Records for the task =>

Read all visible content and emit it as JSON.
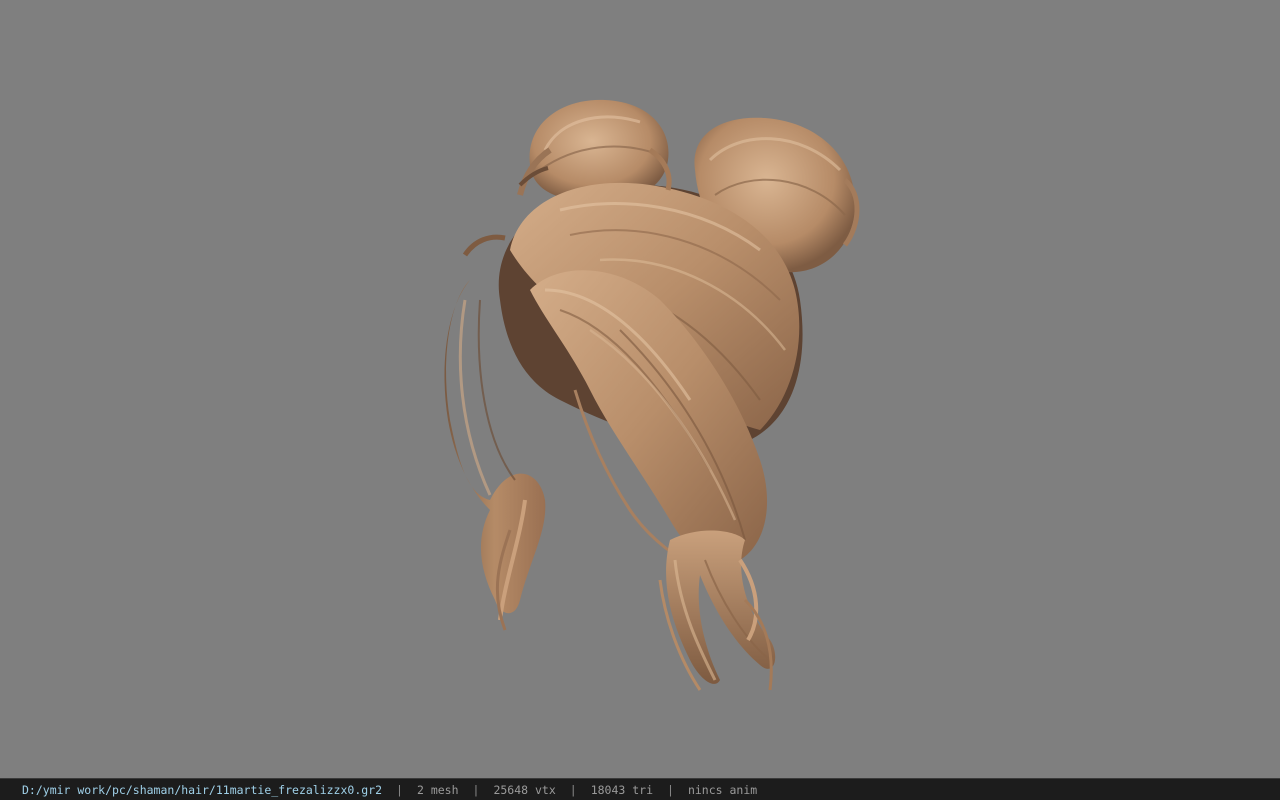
{
  "viewport": {
    "background_color": "#7f7f7f",
    "model": {
      "subject": "hair-model",
      "hair_color_light": "#caa27e",
      "hair_color_mid": "#a47a58",
      "hair_color_dark": "#5e4332"
    }
  },
  "statusbar": {
    "file_path": "D:/ymir work/pc/shaman/hair/11martie_frezalizzx0.gr2",
    "separator": "|",
    "mesh_count": "2 mesh",
    "vertex_count": "25648 vtx",
    "triangle_count": "18043 tri",
    "anim_status": "nincs anim",
    "path_color": "#9fd0e8",
    "background_color": "#1c1c1c"
  }
}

Given request =>
Restate each entry word for word, leaving out any pictures.

Task solution =>
Read all visible content and emit it as JSON.
{
  "viewport": {
    "background_color": "#7f7f7f",
    "model": {
      "subject": "hair-model",
      "hair_color_light": "#caa27e",
      "hair_color_mid": "#a47a58",
      "hair_color_dark": "#5e4332"
    }
  },
  "statusbar": {
    "file_path": "D:/ymir work/pc/shaman/hair/11martie_frezalizzx0.gr2",
    "separator": "|",
    "mesh_count": "2 mesh",
    "vertex_count": "25648 vtx",
    "triangle_count": "18043 tri",
    "anim_status": "nincs anim",
    "path_color": "#9fd0e8",
    "background_color": "#1c1c1c"
  }
}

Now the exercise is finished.